◆ **EXERCISES TO COMPLETE**:
1 > Name every product the narrator puts on their face in the excerpt about wedding-week skin trouble.
2 > Write the next part of the excerpt about wedding-week skin trouble, picking up after its final sentence.

All I wanted was forty-eight hours. I didn’t think it was too much to ask.
I grabbed my favorite exfoliating facial scrub, the same one I’d used all the way through college. Not quite as abrasive as drugstore-brand apricot scrubs, but grainy enough to get serious and do the trick. It had to be the magic bullet. It had to work. I started by washing my unfortunate face with a mild cleanser, then I squirted a small amount of the scrub on my fingers…and began facilitating the peeling process.
I held my breath. It hurt. My face was in a world of pain.
I scrubbed and scrubbed, wondering why facials even existed in the first place if they involved such torture. I’m a nice person, I thought. I go to church. Why is my skin staging a revolt? The week of a girl’s wedding was supposed to be a happy time. I should have been leaping gleefully around my parents’ house, using a glitter-infused feather duster to sparkle up my wedding gifts, which adorned every flat surface in the house. I should have been eating melon balls and laughing in the kitchen with my mom and sister about how it’s almost here! Don’t you love this Waterford vase? Oooh, the cake is going to be soooooo pretty.
Instead, I was in my bathroom holding my face at gunpoint, forcing it to exfoliate on command.
I rinsed my face and looked in the mirror. The results were encouraging. The pruniness appeared to have subsided; my skin was a little rosy from the robust scrubbing, but at least flakes of dead epidermis weren’t falling from my face like tragic confetti. To ward off any drying, I slathered my face with moisturizing cream. It stung—the effect of the isopropyl alcohol in the cream—but after the agony of the day before, I could take it. When it came to my facial nerve endings, I’d been toughened to a whole new level of pain.

◆ **RAW RECORDS**:
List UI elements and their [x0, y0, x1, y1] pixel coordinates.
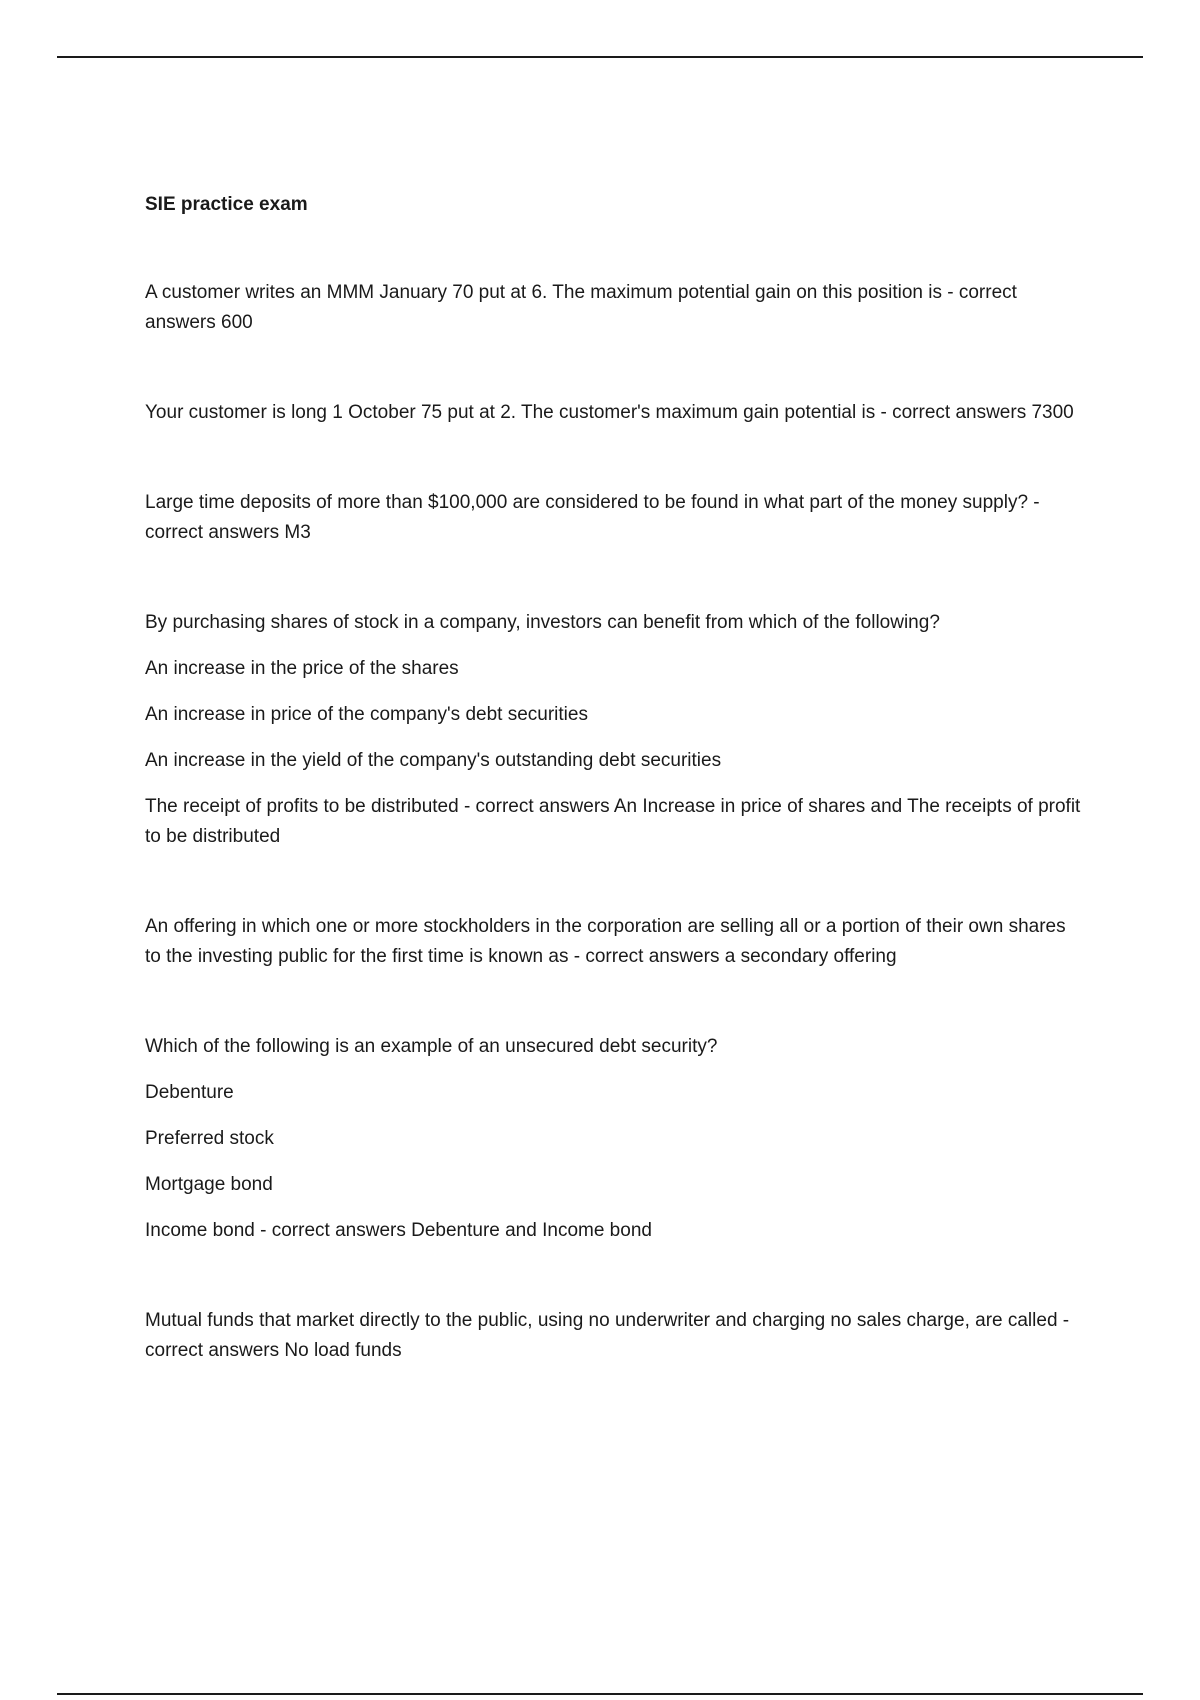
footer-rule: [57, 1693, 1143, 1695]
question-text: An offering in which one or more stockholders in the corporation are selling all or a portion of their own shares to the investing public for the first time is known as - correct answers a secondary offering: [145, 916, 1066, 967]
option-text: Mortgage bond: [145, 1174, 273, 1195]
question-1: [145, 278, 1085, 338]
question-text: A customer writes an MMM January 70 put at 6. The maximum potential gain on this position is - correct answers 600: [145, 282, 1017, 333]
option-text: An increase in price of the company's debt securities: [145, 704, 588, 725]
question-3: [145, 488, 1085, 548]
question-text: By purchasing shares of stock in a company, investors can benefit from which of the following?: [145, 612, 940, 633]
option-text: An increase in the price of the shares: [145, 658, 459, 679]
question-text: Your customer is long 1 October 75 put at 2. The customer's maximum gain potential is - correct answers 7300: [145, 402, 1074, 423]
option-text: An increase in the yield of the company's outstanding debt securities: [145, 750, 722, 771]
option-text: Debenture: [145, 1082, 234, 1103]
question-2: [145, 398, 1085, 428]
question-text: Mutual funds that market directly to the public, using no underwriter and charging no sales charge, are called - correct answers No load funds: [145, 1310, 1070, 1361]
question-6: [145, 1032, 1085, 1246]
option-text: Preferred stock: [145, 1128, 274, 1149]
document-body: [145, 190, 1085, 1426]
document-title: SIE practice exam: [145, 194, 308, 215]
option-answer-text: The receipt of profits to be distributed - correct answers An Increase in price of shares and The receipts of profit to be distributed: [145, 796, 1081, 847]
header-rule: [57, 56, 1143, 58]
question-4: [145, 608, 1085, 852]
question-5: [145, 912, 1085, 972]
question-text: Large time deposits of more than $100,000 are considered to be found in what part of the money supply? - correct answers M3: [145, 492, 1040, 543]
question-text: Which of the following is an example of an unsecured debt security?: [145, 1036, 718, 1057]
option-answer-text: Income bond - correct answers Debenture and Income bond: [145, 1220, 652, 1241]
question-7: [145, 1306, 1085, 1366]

...

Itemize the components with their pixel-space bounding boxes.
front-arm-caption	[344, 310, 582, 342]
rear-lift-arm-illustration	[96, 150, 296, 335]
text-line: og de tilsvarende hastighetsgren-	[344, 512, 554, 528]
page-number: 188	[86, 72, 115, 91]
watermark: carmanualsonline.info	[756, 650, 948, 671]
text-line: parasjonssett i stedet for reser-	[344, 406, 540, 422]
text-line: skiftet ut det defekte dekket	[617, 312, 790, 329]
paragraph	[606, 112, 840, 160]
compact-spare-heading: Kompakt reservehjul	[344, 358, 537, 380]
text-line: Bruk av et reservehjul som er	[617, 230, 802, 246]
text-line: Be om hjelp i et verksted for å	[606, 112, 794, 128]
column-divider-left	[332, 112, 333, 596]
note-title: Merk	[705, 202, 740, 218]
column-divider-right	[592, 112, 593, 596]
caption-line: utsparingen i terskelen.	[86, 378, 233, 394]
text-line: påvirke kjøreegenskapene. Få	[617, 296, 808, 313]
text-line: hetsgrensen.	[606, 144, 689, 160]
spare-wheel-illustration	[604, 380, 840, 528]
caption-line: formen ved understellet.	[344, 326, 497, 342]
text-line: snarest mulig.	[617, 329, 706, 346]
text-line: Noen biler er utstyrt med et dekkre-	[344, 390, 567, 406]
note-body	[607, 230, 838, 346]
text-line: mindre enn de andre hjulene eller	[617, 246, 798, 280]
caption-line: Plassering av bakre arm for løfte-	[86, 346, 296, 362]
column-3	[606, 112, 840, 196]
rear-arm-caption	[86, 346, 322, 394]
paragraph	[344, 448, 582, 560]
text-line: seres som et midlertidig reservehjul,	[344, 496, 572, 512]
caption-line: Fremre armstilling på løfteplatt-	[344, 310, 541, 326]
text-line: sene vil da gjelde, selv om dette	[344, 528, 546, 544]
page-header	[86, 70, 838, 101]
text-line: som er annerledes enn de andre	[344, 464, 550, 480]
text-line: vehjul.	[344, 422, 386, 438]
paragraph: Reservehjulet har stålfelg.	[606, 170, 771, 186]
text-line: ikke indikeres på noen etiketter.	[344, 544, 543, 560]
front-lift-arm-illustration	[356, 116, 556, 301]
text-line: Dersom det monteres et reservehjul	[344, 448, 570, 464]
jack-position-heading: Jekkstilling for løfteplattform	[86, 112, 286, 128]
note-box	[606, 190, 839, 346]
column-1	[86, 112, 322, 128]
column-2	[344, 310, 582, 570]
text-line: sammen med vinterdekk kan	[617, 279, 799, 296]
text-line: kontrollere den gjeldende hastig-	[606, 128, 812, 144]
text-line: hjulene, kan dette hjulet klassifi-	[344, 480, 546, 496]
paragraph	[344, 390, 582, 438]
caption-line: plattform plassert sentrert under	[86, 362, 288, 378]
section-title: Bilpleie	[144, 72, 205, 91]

◆ **WRITTEN ANSWERS**:
1 >
- Mild cleanser
- Exfoliating facial scrub
- Moisturizing cream

2 >
THE NEXT DAY, I started getting dressed at three for the rehearsal. The beautiful cherry red suit had black stitching, and I had taken the skirt to a seamstress to have it shortened to a sexy upper-midthigh length—an unfortunate habit I’d picked up while watching too much Knots Landing in the late 1980s. I was relatively slender and not the least bit stacked on top, and my bottom was somewhat fit but wildly unremarkable. If I was going to highlight any feature of my anatomy, it would have to be my legs.
When I arrived at the rehearsal at the church, my grandmother kissed me, then looked down and said, “Did you forget the other half of your suit?”
The seamstress had gotten a little overzealous.
Friends and family arrived at the church: Becky and Connell, my two lifelong friends and bridesmaids. Marlboro Man’s cousins and college friends. And Mike. My dear brother Mike, who hugged everyone who entered the church, from the little old ladies to the strapping former college football players. And just as I was greeting my Uncle John, I saw Mike go in for the kill as Tony, Marlboro Man’s good college friend, entered the door.
“Wh-wh-wh-what is you name?” Mike’s thundering voice echoed through the church.
“Hi, I’m Tony,” Marlboro Man’s friend said, extending his hand.
“It’s n-n-n-nice to meet you, Tony,” Mike shouted back, not letting go of Tony’s hand.
“Nice to meet you too, Mike,” Tony said, likely wondering when he would get his hand back.
“You so handsome,” Mike said.
Oh, Lord. Please, no, I thought.
“Why…thank you, Mike,” Tony replied, smiling uncomfortably. If it hadn’t been my wedding rehearsal, I might have popped some popcorn, sat back, and enjoyed the show. But I just couldn’t watch. Mike’s affection had never been any respecter of persons.
The wedding rehearsal itself was uneventful until Father Johnson decided it was time to show Marlboro Man and me the proper way to walk to the marriage altar. Evidently, all of Father Johnson’s theological studies and work was destined to culminate in whether or not Marlboro Man and I approached the altar in the perfectly correct and proper way, because he was intent on driving the point home.
“At this point,” Father Johnson instructed, “you’ll start to turn and Ree will take your arm.” He lightly pushed Marlboro Man in the proper direction, and the two of us began walking forward.
“Nope, nope, nope,” Father Johnson said authoritatively. “Come back, come back.”
Marlboro Man’s college friends snickered.
“Oh…what did we do wrong?” I asked Father Johnson humbly. Maybe he’d discovered the truth
about the collages.
He showed us again. Marlboro Man was to turn and begin walking, then wait for me briefly. Then, as I took his arm, he was to lead me to the altar.
Wait. Wasn’t that what we just did?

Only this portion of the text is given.